## Begin RAW DATA

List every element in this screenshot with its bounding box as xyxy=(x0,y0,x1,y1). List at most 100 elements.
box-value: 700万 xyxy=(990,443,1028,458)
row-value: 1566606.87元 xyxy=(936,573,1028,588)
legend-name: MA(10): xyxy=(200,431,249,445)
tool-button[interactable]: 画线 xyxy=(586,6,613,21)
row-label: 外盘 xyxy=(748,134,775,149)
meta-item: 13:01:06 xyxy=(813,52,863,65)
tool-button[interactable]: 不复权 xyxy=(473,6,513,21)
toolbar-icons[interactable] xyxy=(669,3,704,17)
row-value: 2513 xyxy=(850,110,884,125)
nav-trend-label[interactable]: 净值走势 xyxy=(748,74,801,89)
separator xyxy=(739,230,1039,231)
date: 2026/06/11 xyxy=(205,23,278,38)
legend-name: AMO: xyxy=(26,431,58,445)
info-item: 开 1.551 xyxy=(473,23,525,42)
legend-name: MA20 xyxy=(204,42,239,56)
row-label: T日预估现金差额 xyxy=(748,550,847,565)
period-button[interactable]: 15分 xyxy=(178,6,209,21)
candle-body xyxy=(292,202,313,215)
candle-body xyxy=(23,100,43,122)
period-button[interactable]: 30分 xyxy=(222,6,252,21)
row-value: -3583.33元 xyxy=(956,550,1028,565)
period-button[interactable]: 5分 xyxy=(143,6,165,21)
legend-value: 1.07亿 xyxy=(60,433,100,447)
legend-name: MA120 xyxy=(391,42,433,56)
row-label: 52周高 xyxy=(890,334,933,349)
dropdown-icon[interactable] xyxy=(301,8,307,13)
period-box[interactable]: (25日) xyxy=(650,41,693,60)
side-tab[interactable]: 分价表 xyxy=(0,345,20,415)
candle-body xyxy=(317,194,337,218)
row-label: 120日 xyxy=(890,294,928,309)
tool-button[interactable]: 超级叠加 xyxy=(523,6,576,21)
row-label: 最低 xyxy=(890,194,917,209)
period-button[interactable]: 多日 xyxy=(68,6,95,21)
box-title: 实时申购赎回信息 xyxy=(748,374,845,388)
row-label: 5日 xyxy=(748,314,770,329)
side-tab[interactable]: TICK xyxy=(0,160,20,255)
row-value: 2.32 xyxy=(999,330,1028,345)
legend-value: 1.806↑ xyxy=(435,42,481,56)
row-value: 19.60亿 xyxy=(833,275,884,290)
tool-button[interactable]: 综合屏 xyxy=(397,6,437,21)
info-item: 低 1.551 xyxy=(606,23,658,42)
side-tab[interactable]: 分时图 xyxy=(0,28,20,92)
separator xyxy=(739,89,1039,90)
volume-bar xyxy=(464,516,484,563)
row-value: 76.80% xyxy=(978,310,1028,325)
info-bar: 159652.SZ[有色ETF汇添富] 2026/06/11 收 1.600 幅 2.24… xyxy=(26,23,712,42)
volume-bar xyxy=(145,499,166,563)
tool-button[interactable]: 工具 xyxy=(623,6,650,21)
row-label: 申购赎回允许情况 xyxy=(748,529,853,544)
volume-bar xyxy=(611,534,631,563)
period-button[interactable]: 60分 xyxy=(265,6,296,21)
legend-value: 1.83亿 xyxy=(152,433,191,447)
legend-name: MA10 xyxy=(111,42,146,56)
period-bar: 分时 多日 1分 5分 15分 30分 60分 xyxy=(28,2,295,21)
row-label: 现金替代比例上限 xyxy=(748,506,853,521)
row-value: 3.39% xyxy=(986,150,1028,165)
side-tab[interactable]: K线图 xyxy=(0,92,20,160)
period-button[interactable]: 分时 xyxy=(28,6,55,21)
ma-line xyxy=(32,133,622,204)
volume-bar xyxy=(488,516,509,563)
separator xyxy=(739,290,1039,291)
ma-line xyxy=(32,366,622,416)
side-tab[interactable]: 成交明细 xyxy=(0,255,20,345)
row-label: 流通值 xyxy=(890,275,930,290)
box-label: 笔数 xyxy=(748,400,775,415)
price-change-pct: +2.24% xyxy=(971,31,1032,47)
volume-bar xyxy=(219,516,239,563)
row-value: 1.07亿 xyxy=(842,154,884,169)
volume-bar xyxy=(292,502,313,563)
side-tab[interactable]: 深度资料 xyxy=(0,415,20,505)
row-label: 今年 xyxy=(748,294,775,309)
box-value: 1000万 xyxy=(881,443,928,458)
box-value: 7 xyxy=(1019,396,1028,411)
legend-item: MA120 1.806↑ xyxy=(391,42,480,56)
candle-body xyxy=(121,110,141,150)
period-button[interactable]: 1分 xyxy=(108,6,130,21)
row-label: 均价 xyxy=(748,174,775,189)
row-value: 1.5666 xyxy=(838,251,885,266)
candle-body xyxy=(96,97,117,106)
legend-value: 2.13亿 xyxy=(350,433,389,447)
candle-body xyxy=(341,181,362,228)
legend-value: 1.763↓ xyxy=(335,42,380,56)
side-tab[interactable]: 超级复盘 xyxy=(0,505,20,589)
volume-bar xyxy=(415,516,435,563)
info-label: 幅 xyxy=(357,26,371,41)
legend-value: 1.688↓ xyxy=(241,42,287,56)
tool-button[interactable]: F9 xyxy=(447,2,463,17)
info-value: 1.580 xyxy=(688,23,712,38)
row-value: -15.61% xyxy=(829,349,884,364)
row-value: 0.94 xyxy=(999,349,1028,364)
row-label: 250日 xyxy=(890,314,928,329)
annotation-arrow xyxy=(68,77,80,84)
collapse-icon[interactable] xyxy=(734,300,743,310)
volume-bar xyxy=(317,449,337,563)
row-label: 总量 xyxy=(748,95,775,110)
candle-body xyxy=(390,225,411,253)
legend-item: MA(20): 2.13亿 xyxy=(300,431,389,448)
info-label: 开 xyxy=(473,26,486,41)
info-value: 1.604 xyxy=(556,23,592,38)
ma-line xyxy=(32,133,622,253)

## End RAW DATA

SET EXERCISE:
Rewrite the data with each "screenshot" swapped for "screen capture" and everything else kept the same.

PROBLEM SOLUTION:
List every element in this screen capture with its bounding box as xyxy=(x0,y0,x1,y1). List at most 100 elements.
box-value: 700万 xyxy=(990,443,1028,458)
row-value: 1566606.87元 xyxy=(936,573,1028,588)
legend-name: MA(10): xyxy=(200,431,249,445)
tool-button[interactable]: 画线 xyxy=(586,6,613,21)
row-label: 外盘 xyxy=(748,134,775,149)
meta-item: 13:01:06 xyxy=(813,52,863,65)
tool-button[interactable]: 不复权 xyxy=(473,6,513,21)
toolbar-icons[interactable] xyxy=(669,3,704,17)
row-value: 2513 xyxy=(850,110,884,125)
nav-trend-label[interactable]: 净值走势 xyxy=(748,74,801,89)
separator xyxy=(739,230,1039,231)
date: 2026/06/11 xyxy=(205,23,278,38)
legend-name: AMO: xyxy=(26,431,58,445)
info-item: 开 1.551 xyxy=(473,23,525,42)
legend-name: MA20 xyxy=(204,42,239,56)
row-label: T日预估现金差额 xyxy=(748,550,847,565)
period-button[interactable]: 15分 xyxy=(178,6,209,21)
candle-body xyxy=(292,202,313,215)
candle-body xyxy=(23,100,43,122)
period-button[interactable]: 30分 xyxy=(222,6,252,21)
row-value: -3583.33元 xyxy=(956,550,1028,565)
period-button[interactable]: 5分 xyxy=(143,6,165,21)
legend-value: 1.07亿 xyxy=(60,433,100,447)
legend-name: MA120 xyxy=(391,42,433,56)
row-label: 52周高 xyxy=(890,334,933,349)
dropdown-icon[interactable] xyxy=(301,8,307,13)
period-box[interactable]: (25日) xyxy=(650,41,693,60)
side-tab[interactable]: 分价表 xyxy=(0,345,20,415)
candle-body xyxy=(317,194,337,218)
row-label: 120日 xyxy=(890,294,928,309)
tool-button[interactable]: 超级叠加 xyxy=(523,6,576,21)
row-label: 最低 xyxy=(890,194,917,209)
period-button[interactable]: 多日 xyxy=(68,6,95,21)
box-title: 实时申购赎回信息 xyxy=(748,374,845,388)
row-label: 5日 xyxy=(748,314,770,329)
side-tab[interactable]: TICK xyxy=(0,160,20,255)
row-value: 2.32 xyxy=(999,330,1028,345)
legend-value: 1.806↑ xyxy=(435,42,481,56)
row-value: 19.60亿 xyxy=(833,275,884,290)
tool-button[interactable]: 综合屏 xyxy=(397,6,437,21)
info-item: 低 1.551 xyxy=(606,23,658,42)
side-tab[interactable]: 分时图 xyxy=(0,28,20,92)
separator xyxy=(739,89,1039,90)
volume-bar xyxy=(464,516,484,563)
row-value: 76.80% xyxy=(978,310,1028,325)
info-bar: 159652.SZ[有色ETF汇添富] 2026/06/11 收 1.600 幅 2.24… xyxy=(26,23,712,42)
volume-bar xyxy=(145,499,166,563)
tool-button[interactable]: 工具 xyxy=(623,6,650,21)
row-label: 申购赎回允许情况 xyxy=(748,529,853,544)
volume-bar xyxy=(611,534,631,563)
period-button[interactable]: 60分 xyxy=(265,6,296,21)
legend-value: 1.83亿 xyxy=(152,433,191,447)
legend-name: MA10 xyxy=(111,42,146,56)
period-bar: 分时 多日 1分 5分 15分 30分 60分 xyxy=(28,2,295,21)
row-label: 现金替代比例上限 xyxy=(748,506,853,521)
row-value: 3.39% xyxy=(986,150,1028,165)
side-tab[interactable]: K线图 xyxy=(0,92,20,160)
period-button[interactable]: 分时 xyxy=(28,6,55,21)
ma-line xyxy=(32,133,622,204)
volume-bar xyxy=(488,516,509,563)
separator xyxy=(739,290,1039,291)
ma-line xyxy=(32,366,622,416)
side-tab[interactable]: 成交明细 xyxy=(0,255,20,345)
row-label: 流通值 xyxy=(890,275,930,290)
box-label: 笔数 xyxy=(748,400,775,415)
price-change-pct: +2.24% xyxy=(971,31,1032,47)
volume-bar xyxy=(219,516,239,563)
row-value: 1.07亿 xyxy=(842,154,884,169)
volume-bar xyxy=(292,502,313,563)
side-tab[interactable]: 深度资料 xyxy=(0,415,20,505)
row-label: 今年 xyxy=(748,294,775,309)
box-value: 1000万 xyxy=(881,443,928,458)
box-value: 7 xyxy=(1019,396,1028,411)
legend-item: MA120 1.806↑ xyxy=(391,42,480,56)
candle-body xyxy=(121,110,141,150)
period-button[interactable]: 1分 xyxy=(108,6,130,21)
row-label: 均价 xyxy=(748,174,775,189)
row-value: 1.5666 xyxy=(838,251,885,266)
candle-body xyxy=(96,97,117,106)
legend-value: 2.13亿 xyxy=(350,433,389,447)
candle-body xyxy=(341,181,362,228)
legend-value: 1.763↓ xyxy=(335,42,380,56)
side-tab[interactable]: 超级复盘 xyxy=(0,505,20,589)
volume-bar xyxy=(415,516,435,563)
info-label: 幅 xyxy=(357,26,371,41)
legend-value: 1.688↓ xyxy=(241,42,287,56)
tool-button[interactable]: F9 xyxy=(447,2,463,17)
info-value: 1.580 xyxy=(688,23,712,38)
row-value: -15.61% xyxy=(829,349,884,364)
row-value: 0.94 xyxy=(999,349,1028,364)
row-label: 250日 xyxy=(890,314,928,329)
annotation-arrow xyxy=(68,77,80,84)
collapse-icon[interactable] xyxy=(734,300,743,310)
volume-bar xyxy=(317,449,337,563)
row-label: 总量 xyxy=(748,95,775,110)
candle-body xyxy=(390,225,411,253)
legend-item: MA(20): 2.13亿 xyxy=(300,431,389,448)
info-label: 开 xyxy=(473,26,486,41)
info-value: 1.604 xyxy=(556,23,592,38)
ma-line xyxy=(32,133,622,253)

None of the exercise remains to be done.